# EXERCISE OBJECTIVE:
Among the lines below, count those containing the word "kierunku". Give the number only.

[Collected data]
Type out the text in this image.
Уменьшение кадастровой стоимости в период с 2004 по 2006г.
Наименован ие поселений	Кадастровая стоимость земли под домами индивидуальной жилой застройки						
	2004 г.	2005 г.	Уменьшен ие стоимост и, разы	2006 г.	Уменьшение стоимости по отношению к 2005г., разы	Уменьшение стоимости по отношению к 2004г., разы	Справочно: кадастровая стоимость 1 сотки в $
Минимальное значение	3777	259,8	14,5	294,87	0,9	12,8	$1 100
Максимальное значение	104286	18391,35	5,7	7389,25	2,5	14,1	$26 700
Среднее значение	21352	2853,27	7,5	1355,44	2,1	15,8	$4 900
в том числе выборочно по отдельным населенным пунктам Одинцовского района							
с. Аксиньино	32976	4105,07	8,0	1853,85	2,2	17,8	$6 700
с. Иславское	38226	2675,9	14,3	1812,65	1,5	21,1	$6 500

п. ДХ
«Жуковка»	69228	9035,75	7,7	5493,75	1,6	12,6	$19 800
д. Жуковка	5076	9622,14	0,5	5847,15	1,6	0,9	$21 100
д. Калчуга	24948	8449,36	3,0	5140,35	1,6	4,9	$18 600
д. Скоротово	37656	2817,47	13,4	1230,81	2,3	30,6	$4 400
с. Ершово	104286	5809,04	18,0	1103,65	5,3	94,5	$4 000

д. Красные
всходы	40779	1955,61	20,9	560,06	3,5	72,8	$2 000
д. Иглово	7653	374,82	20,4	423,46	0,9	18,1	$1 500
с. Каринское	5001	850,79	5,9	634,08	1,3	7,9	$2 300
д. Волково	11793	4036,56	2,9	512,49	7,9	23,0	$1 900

...

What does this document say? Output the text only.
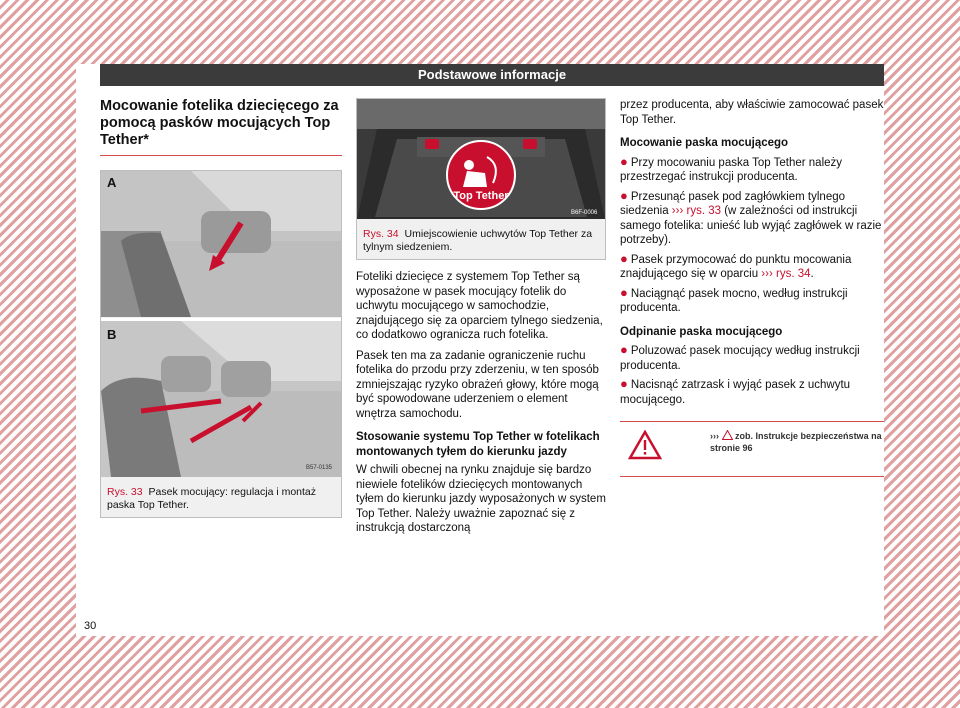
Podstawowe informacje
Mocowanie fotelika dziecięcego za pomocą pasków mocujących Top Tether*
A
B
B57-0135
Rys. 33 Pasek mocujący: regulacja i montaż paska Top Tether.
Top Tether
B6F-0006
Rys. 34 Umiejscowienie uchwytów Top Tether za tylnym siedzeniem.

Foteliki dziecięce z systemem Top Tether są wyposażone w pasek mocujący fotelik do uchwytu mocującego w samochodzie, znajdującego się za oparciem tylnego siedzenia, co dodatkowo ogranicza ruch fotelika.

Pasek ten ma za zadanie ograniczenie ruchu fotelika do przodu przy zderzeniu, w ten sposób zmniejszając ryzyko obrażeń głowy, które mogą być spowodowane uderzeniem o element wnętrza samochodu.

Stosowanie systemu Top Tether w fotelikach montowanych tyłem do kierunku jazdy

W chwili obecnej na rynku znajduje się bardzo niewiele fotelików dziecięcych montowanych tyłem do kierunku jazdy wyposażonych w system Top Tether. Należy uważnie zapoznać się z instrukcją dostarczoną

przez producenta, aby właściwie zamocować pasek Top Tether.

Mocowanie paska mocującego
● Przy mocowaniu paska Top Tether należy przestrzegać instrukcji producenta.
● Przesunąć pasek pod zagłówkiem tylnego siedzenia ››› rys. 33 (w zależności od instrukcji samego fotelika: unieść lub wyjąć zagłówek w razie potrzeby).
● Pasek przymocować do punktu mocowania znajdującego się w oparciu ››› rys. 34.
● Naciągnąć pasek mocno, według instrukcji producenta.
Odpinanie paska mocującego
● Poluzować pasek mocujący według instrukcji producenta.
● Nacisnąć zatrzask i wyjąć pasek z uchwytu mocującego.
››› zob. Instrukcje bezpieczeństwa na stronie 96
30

# EXPECTED ANSWER:
2